## BEGIN Input data

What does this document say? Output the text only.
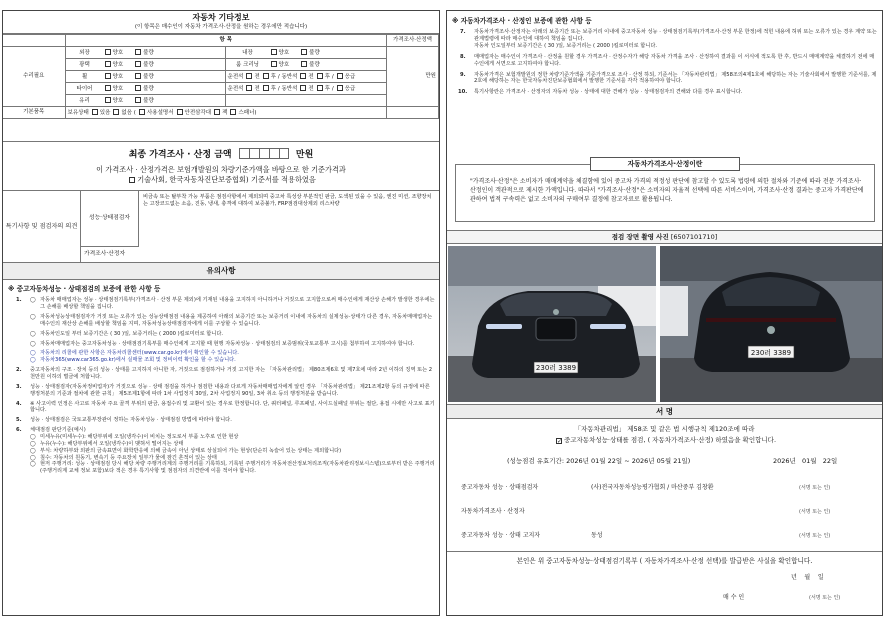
자동차 기타정보
(이 항목은 매수인이 자동차 가격조사·산정을 원하는 경우에만 적습니다)
	항 목		가격조사·산정액
수리필요	외장 양호 불량	내장 양호 불량	만원
	광택 양호 불량	룸 크리닝 양호 불량	
	휠 양호 불량	운전석 전 후 / 동반석 전 후 / 응급	
	타이어 양호 불량	운전석 전 후 / 동반석 전 후 / 응급	
	유리 양호 불량		
기본품목	보유상태 있음 없음 ( 사용설명서 안전삼각대 잭 스패너)		
최종 가격조사 · 산정 금액	만원
이 가격조사 · 산정가격은 보험개발원의 차량기준가액을 바탕으로 한 기준가격과
기술사회, 한국자동차진단보증협회) 기준서를 적용하였음
특기사항 및 점검자의 의견
성능·상태점검자
비금속 또는 탈부착 가능 부품은 점검사항에서 제외되며 중고차 특성상 부분적인 판금, 도색된 있을 수 있음, 엔진 미션, 조향장치는 고장코드없는 소음, 진동, 냉새, 충격에 대하여 보증불가, FRP점검대상제외 리스차량
가격조사·산정자
유의사항
※ 중고자동차성능 · 상태점검의 보증에 관한 사항 등
1. ◯ 자동차 매매업자는 성능 · 상태점검기록부(가격조사 · 산정 부문 제외)에 기재된 내용을 고지하지 아니하거나 거짓으로 고지함으로써 매수인에게 재산상 손해가 발생한 경우에는 그 손해를 배상할 책임을 집니다.
◯ 자동차성능상태점검자가 거짓 또는 오류가 있는 성능상태점검 내용을 제공하여 아래의 보증기간 또는 보증거리 이내에 자동차의 실제성능·상태가 다른 경우, 자동차매매업자는 매수인의 재산상 손해를 배상할 책임을 지며, 자동차성능상태점검자에게 이를 구상할 수 있습니다.
◯ 자동차인도일 부터 보증기간은 ( 30 )일, 보증거리는 ( 2000 )킬로미터로 합니다.
◯ 자동차매매업자는 중고자동차성능 · 상태점검기록부를 매수인에게 고지할 때 현행 자동차성능 · 상태점검의 보증범위(국토교통부 고시)를 첨부하여 고지하여야 합니다.
◯ 자동차의 리콜에 관한 사항은 자동차리콜센터(www.car.go.kr)에서 확인할 수 있습니다.
◯ 자동차365(www.car365.go.kr)에서 실매물 조회 및 정비이력 확인을 할 수 있습니다.
2. 중고자동차의 구조 · 장치 등의 성능 · 상태를 고지하지 아니한 자, 거짓으로 점검하거나 거짓 고지한 자는 「자동차관리법」 제80조제6호 및 제7호에 따라 2년 이하의 징역 또는 2천만원 이하의 벌금에 처합니다.
3. 성능 · 상태점검자(자동차정비업자)가 거짓으로 성능 · 상태 점검을 하거나 점검한 내용과 다르게 자동차매매업자에게 알린 경우 「자동차관리법」 제21조제2항 등의 규정에 따른 행정처분의 기준과 절차에 관한 규칙」 제5조제1항에 따라 1차 사업정지 30일, 2차 사업정지 90일, 3차 취소 등의 행정처분을 받습니다.
4. ※ 사고이력 인정은 사고로 자동차 주요 골격 부위의 판금, 용접수리 및 교환이 있는 경우로 한정합니다. 단, 쿼터패널, 루프패널, 사이드실패널 부위는 절단, 용접 시에만 사고로 표기합니다.
5. 성능 · 상태점검은 국토교통부장관이 정하는 자동차성능 · 상태점검 방법에 따라야 합니다.
6. 체대점검 판단기준(예시)
◯ 미세누유(미세누수): 해당부위에 오일(냉각수)이 비치는 정도로서 부품 노후로 인한 현상
◯ 누유(누수): 해당부위에서 오일(냉각수)이 맺혀서 떨어지는 상태
◯ 부식: 차량하부와 외판의 금속표면이 화학반응에 의해 금속이 아닌 상태로 상실되어 가는 현상(단순히 녹슬어 있는 상태는 제외합니다)
◯ 침수: 자동차의 원동기, 변속기 등 주요장치 일부가 물에 잠긴 흔적이 있는 상태
◯ 현저 주행거리: 성능 · 상태점검 당시 해당 차량 주행거리계의 주행거리를 기록하되, 기록된 주행거리가 자동차전산정보처리조직(자동차관리정보시스템)으로부터 받은 주행거리(주행거리계 교체 정보 포함)보다 적은 경우 특기사항 및 점검자의 의견란에 이를 적어야 합니다.
※ 자동차가격조사 · 산정인 보증에 관한 사항 등
7. 자동차가격조사·산정자는 아래의 보증기간 또는 보증거리 이내에 중고자동차 성능 · 상태점검기록부(가격조사·산정 부문 한정)에 적힌 내용에 허위 또는 오류가 있는 경우 계약 또는 관계법령에 따라 매수인에 대하여 책임을 집니다.
자동차 인도일부터 보증기간은 ( 30 )일, 보증거리는 ( 2000 )킬로미터로 합니다.
8. 매매업자는 매수인이 가격조사 · 산정을 원할 경우 가격조사 · 산정수자가 해당 자동차 가격을 조사 · 산정하여 결과를 이 서식에 적도록 한 후, 반드시 매매계약을 체결하기 전에 매수인에게 서면으로 고지하여야 합니다.
9. 자동차가격은 보험개발원의 정한 차량기준가액을 기준가격으로 조사 · 산정 하되, 기준서는 「자동차관리법」 제58조의4제1호에 해당하는 자는 기술사회에서 발행한 기준서를, 제2호에 해당하는 자는 한국자동차진단보증협회에서 발행한 기준서를 각각 적용하여야 합니다.
10. 특기사항란은 가격조사 · 산정자의 자동차 성능 · 상태에 대한 견해가 성능 · 상태점검자의 견해와 다를 경우 표시합니다.
자동차가격조사·산정이란
"가격조사·산정"은 소비자가 매매계약을 체결함에 있어 중고차 가격의 적정성 판단에 참고할 수 있도록 법령에 의한 절차와 기준에 따라 전문 가격조사·산정인이 객관적으로 제시한 가액입니다. 따라서 "가격조사·산정"은 소비자의 자율적 선택에 따른 서비스이며, 가격조사·산정 결과는 중고자 가격판단에 관하여 법적 구속력은 없고 소비자의 구매여부 결정에 참고자료로 활용됩니다.
점검 장면 촬영 사진 [6507101710]
230러 3389
230러 3389
서 명
「자동차관리법」 제58조 및 같은 법 시행규칙 제120조에 따라
✓중고자동차성능·상태를 점검, ( 자동차가격조사·산정) 하였음을 확인합니다.
(성능점검 유효기간: 2026년 01월 22일 ~ 2026년 05월 21일)	2026년   01월   22일
중고자동차 성능 · 상태점검자	(사)전국자동차성능평가협회 / 마산중부 김창환	(서명 또는 인)
자동차가격조사 · 산정자	(서명 또는 인)
중고자동차 성능 · 상태 고지자	동성	(서명 또는 인)
본인은 위 중고자동차성능·상태점검기록부 ( 자동차가격조사·산정 선택)를 발급받은 사실을 확인합니다.
년    월    일
매 수 인	(서명 또는 인)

## END Input data

→ Exercise brief
Read through the data and copy every line where "고지하지" shows up.

→ Solution to this task
1. ◯ 자동차 매매업자는 성능 · 상태점검기록부(가격조사 · 산정 부문 제외)에 기재된 내용을 고지하지 아니하거나 거짓으로 고지함으로써 매수인에게 재산상 손해가 발생한 경우에는 그 손해를 배상할 책임을 집니다.
2. 중고자동차의 구조 · 장치 등의 성능 · 상태를 고지하지 아니한 자, 거짓으로 점검하거나 거짓 고지한 자는 「자동차관리법」 제80조제6호 및 제7호에 따라 2년 이하의 징역 또는 2천만원 이하의 벌금에 처합니다.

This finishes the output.